**Dataset rows**.

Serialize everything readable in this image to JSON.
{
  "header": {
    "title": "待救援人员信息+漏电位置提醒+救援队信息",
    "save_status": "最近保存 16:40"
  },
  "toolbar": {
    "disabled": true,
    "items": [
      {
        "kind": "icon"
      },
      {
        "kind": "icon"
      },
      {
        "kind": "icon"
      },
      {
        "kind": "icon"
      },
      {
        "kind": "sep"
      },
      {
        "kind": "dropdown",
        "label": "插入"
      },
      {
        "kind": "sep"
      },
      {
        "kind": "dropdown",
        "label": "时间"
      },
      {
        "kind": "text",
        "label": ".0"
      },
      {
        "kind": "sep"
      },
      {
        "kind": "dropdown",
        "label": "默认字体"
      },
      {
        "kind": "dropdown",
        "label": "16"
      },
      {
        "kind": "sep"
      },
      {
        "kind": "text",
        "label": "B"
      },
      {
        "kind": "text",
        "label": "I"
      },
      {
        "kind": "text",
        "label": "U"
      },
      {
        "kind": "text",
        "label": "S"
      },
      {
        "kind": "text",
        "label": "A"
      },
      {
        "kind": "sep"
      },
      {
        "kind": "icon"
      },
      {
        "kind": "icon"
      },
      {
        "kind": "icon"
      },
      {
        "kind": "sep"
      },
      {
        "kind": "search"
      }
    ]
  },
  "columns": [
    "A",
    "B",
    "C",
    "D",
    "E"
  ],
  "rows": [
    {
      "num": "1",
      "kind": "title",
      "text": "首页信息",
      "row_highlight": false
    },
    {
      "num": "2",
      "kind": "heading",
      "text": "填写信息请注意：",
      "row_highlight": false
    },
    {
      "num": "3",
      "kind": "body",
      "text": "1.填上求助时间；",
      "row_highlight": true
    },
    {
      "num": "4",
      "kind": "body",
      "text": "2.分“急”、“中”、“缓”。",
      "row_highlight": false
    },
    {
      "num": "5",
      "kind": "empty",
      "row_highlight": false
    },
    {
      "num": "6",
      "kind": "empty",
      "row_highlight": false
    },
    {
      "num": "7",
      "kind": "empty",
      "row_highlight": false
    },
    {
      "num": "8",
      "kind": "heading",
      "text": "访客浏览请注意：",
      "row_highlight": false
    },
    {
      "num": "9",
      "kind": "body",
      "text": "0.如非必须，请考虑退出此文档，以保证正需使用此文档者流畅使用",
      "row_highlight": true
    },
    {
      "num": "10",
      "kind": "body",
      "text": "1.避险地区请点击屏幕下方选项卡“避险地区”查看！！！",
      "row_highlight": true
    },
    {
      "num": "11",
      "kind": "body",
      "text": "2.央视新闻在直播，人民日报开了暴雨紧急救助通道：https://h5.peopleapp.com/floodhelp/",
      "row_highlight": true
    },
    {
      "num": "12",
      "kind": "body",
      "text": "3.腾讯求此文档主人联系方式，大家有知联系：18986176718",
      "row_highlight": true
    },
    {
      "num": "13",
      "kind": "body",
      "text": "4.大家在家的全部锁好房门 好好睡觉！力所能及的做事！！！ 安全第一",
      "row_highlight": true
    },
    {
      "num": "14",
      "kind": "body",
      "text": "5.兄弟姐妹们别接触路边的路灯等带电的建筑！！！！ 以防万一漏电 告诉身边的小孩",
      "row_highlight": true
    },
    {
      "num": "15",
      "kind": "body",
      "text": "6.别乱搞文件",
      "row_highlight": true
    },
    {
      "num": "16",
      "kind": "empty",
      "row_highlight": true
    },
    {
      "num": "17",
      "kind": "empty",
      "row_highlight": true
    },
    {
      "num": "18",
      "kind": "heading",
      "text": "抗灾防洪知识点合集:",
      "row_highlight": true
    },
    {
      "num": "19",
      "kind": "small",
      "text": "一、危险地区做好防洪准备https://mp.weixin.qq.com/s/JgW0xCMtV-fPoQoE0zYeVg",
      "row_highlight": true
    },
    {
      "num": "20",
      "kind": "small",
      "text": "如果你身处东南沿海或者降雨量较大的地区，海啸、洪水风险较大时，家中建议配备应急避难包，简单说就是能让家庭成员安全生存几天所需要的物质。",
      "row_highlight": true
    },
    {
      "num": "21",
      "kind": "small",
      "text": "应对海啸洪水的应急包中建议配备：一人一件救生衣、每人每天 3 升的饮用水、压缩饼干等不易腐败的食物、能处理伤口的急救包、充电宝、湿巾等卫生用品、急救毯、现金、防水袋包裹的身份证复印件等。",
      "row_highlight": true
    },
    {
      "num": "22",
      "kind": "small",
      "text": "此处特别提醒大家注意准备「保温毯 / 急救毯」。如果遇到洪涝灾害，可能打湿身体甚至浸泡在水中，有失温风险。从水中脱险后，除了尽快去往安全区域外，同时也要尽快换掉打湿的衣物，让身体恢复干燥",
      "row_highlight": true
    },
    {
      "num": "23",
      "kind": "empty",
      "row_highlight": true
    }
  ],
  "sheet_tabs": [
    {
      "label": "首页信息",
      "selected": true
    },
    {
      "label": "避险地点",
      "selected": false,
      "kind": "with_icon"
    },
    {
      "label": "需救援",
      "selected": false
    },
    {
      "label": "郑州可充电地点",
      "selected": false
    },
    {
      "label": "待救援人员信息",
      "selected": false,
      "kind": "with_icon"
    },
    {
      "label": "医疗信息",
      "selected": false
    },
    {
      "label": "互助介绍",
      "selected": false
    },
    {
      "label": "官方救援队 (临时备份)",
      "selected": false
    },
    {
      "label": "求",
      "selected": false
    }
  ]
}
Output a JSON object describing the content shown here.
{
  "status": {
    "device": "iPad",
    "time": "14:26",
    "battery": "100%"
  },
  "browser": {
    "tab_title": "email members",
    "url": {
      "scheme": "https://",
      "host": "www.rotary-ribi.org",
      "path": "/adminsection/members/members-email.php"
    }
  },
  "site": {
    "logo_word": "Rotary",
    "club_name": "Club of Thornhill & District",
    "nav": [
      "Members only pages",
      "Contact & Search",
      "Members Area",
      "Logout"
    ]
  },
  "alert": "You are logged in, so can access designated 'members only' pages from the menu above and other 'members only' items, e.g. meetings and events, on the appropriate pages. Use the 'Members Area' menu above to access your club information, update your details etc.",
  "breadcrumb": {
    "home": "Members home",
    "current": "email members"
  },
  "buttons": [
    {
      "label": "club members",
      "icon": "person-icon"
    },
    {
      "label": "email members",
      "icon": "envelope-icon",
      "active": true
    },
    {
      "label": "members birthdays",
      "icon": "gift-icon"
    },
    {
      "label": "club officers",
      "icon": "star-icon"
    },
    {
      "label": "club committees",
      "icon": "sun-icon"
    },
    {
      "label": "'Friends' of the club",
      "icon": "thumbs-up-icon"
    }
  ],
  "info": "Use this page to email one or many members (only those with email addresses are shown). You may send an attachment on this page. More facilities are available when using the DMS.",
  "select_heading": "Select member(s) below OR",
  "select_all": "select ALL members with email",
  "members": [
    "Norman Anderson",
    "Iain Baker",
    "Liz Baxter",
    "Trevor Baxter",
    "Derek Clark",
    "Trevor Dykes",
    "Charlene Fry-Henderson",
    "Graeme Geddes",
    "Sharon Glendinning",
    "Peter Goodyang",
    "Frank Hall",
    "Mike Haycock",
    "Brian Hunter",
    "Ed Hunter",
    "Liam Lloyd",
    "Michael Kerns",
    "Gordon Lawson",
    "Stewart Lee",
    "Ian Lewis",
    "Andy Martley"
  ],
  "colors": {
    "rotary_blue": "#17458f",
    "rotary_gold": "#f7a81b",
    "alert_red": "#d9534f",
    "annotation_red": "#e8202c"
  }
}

**Instruction**. Without leaving anything out, quote all the data.

**Result of the exercise**.
Serialize everything readable in this image to JSON.
{
  "header": {
    "title": "待救援人员信息+漏电位置提醒+救援队信息",
    "save_status": "最近保存 16:40"
  },
  "toolbar": {
    "disabled": true,
    "items": [
      {
        "kind": "icon"
      },
      {
        "kind": "icon"
      },
      {
        "kind": "icon"
      },
      {
        "kind": "icon"
      },
      {
        "kind": "sep"
      },
      {
        "kind": "dropdown",
        "label": "插入"
      },
      {
        "kind": "sep"
      },
      {
        "kind": "dropdown",
        "label": "时间"
      },
      {
        "kind": "text",
        "label": ".0"
      },
      {
        "kind": "sep"
      },
      {
        "kind": "dropdown",
        "label": "默认字体"
      },
      {
        "kind": "dropdown",
        "label": "16"
      },
      {
        "kind": "sep"
      },
      {
        "kind": "text",
        "label": "B"
      },
      {
        "kind": "text",
        "label": "I"
      },
      {
        "kind": "text",
        "label": "U"
      },
      {
        "kind": "text",
        "label": "S"
      },
      {
        "kind": "text",
        "label": "A"
      },
      {
        "kind": "sep"
      },
      {
        "kind": "icon"
      },
      {
        "kind": "icon"
      },
      {
        "kind": "icon"
      },
      {
        "kind": "sep"
      },
      {
        "kind": "search"
      }
    ]
  },
  "columns": [
    "A",
    "B",
    "C",
    "D",
    "E"
  ],
  "rows": [
    {
      "num": "1",
      "kind": "title",
      "text": "首页信息",
      "row_highlight": false
    },
    {
      "num": "2",
      "kind": "heading",
      "text": "填写信息请注意：",
      "row_highlight": false
    },
    {
      "num": "3",
      "kind": "body",
      "text": "1.填上求助时间；",
      "row_highlight": true
    },
    {
      "num": "4",
      "kind": "body",
      "text": "2.分“急”、“中”、“缓”。",
      "row_highlight": false
    },
    {
      "num": "5",
      "kind": "empty",
      "row_highlight": false
    },
    {
      "num": "6",
      "kind": "empty",
      "row_highlight": false
    },
    {
      "num": "7",
      "kind": "empty",
      "row_highlight": false
    },
    {
      "num": "8",
      "kind": "heading",
      "text": "访客浏览请注意：",
      "row_highlight": false
    },
    {
      "num": "9",
      "kind": "body",
      "text": "0.如非必须，请考虑退出此文档，以保证正需使用此文档者流畅使用",
      "row_highlight": true
    },
    {
      "num": "10",
      "kind": "body",
      "text": "1.避险地区请点击屏幕下方选项卡“避险地区”查看！！！",
      "row_highlight": true
    },
    {
      "num": "11",
      "kind": "body",
      "text": "2.央视新闻在直播，人民日报开了暴雨紧急救助通道：https://h5.peopleapp.com/floodhelp/",
      "row_highlight": true
    },
    {
      "num": "12",
      "kind": "body",
      "text": "3.腾讯求此文档主人联系方式，大家有知联系：18986176718",
      "row_highlight": true
    },
    {
      "num": "13",
      "kind": "body",
      "text": "4.大家在家的全部锁好房门 好好睡觉！力所能及的做事！！！ 安全第一",
      "row_highlight": true
    },
    {
      "num": "14",
      "kind": "body",
      "text": "5.兄弟姐妹们别接触路边的路灯等带电的建筑！！！！ 以防万一漏电 告诉身边的小孩",
      "row_highlight": true
    },
    {
      "num": "15",
      "kind": "body",
      "text": "6.别乱搞文件",
      "row_highlight": true
    },
    {
      "num": "16",
      "kind": "empty",
      "row_highlight": true
    },
    {
      "num": "17",
      "kind": "empty",
      "row_highlight": true
    },
    {
      "num": "18",
      "kind": "heading",
      "text": "抗灾防洪知识点合集:",
      "row_highlight": true
    },
    {
      "num": "19",
      "kind": "small",
      "text": "一、危险地区做好防洪准备https://mp.weixin.qq.com/s/JgW0xCMtV-fPoQoE0zYeVg",
      "row_highlight": true
    },
    {
      "num": "20",
      "kind": "small",
      "text": "如果你身处东南沿海或者降雨量较大的地区，海啸、洪水风险较大时，家中建议配备应急避难包，简单说就是能让家庭成员安全生存几天所需要的物质。",
      "row_highlight": true
    },
    {
      "num": "21",
      "kind": "small",
      "text": "应对海啸洪水的应急包中建议配备：一人一件救生衣、每人每天 3 升的饮用水、压缩饼干等不易腐败的食物、能处理伤口的急救包、充电宝、湿巾等卫生用品、急救毯、现金、防水袋包裹的身份证复印件等。",
      "row_highlight": true
    },
    {
      "num": "22",
      "kind": "small",
      "text": "此处特别提醒大家注意准备「保温毯 / 急救毯」。如果遇到洪涝灾害，可能打湿身体甚至浸泡在水中，有失温风险。从水中脱险后，除了尽快去往安全区域外，同时也要尽快换掉打湿的衣物，让身体恢复干燥",
      "row_highlight": true
    },
    {
      "num": "23",
      "kind": "empty",
      "row_highlight": true
    }
  ],
  "sheet_tabs": [
    {
      "label": "首页信息",
      "selected": true
    },
    {
      "label": "避险地点",
      "selected": false,
      "kind": "with_icon"
    },
    {
      "label": "需救援",
      "selected": false
    },
    {
      "label": "郑州可充电地点",
      "selected": false
    },
    {
      "label": "待救援人员信息",
      "selected": false,
      "kind": "with_icon"
    },
    {
      "label": "医疗信息",
      "selected": false
    },
    {
      "label": "互助介绍",
      "selected": false
    },
    {
      "label": "官方救援队 (临时备份)",
      "selected": false
    },
    {
      "label": "求",
      "selected": false
    }
  ]
}
Output a JSON object describing the content shown here.
{
  "status": {
    "device": "iPad",
    "time": "14:26",
    "battery": "100%"
  },
  "browser": {
    "tab_title": "email members",
    "url": {
      "scheme": "https://",
      "host": "www.rotary-ribi.org",
      "path": "/adminsection/members/members-email.php"
    }
  },
  "site": {
    "logo_word": "Rotary",
    "club_name": "Club of Thornhill & District",
    "nav": [
      "Members only pages",
      "Contact & Search",
      "Members Area",
      "Logout"
    ]
  },
  "alert": "You are logged in, so can access designated 'members only' pages from the menu above and other 'members only' items, e.g. meetings and events, on the appropriate pages. Use the 'Members Area' menu above to access your club information, update your details etc.",
  "breadcrumb": {
    "home": "Members home",
    "current": "email members"
  },
  "buttons": [
    {
      "label": "club members",
      "icon": "person-icon"
    },
    {
      "label": "email members",
      "icon": "envelope-icon",
      "active": true
    },
    {
      "label": "members birthdays",
      "icon": "gift-icon"
    },
    {
      "label": "club officers",
      "icon": "star-icon"
    },
    {
      "label": "club committees",
      "icon": "sun-icon"
    },
    {
      "label": "'Friends' of the club",
      "icon": "thumbs-up-icon"
    }
  ],
  "info": "Use this page to email one or many members (only those with email addresses are shown). You may send an attachment on this page. More facilities are available when using the DMS.",
  "select_heading": "Select member(s) below OR",
  "select_all": "select ALL members with email",
  "members": [
    "Norman Anderson",
    "Iain Baker",
    "Liz Baxter",
    "Trevor Baxter",
    "Derek Clark",
    "Trevor Dykes",
    "Charlene Fry-Henderson",
    "Graeme Geddes",
    "Sharon Glendinning",
    "Peter Goodyang",
    "Frank Hall",
    "Mike Haycock",
    "Brian Hunter",
    "Ed Hunter",
    "Liam Lloyd",
    "Michael Kerns",
    "Gordon Lawson",
    "Stewart Lee",
    "Ian Lewis",
    "Andy Martley"
  ],
  "colors": {
    "rotary_blue": "#17458f",
    "rotary_gold": "#f7a81b",
    "alert_red": "#d9534f",
    "annotation_red": "#e8202c"
  }
}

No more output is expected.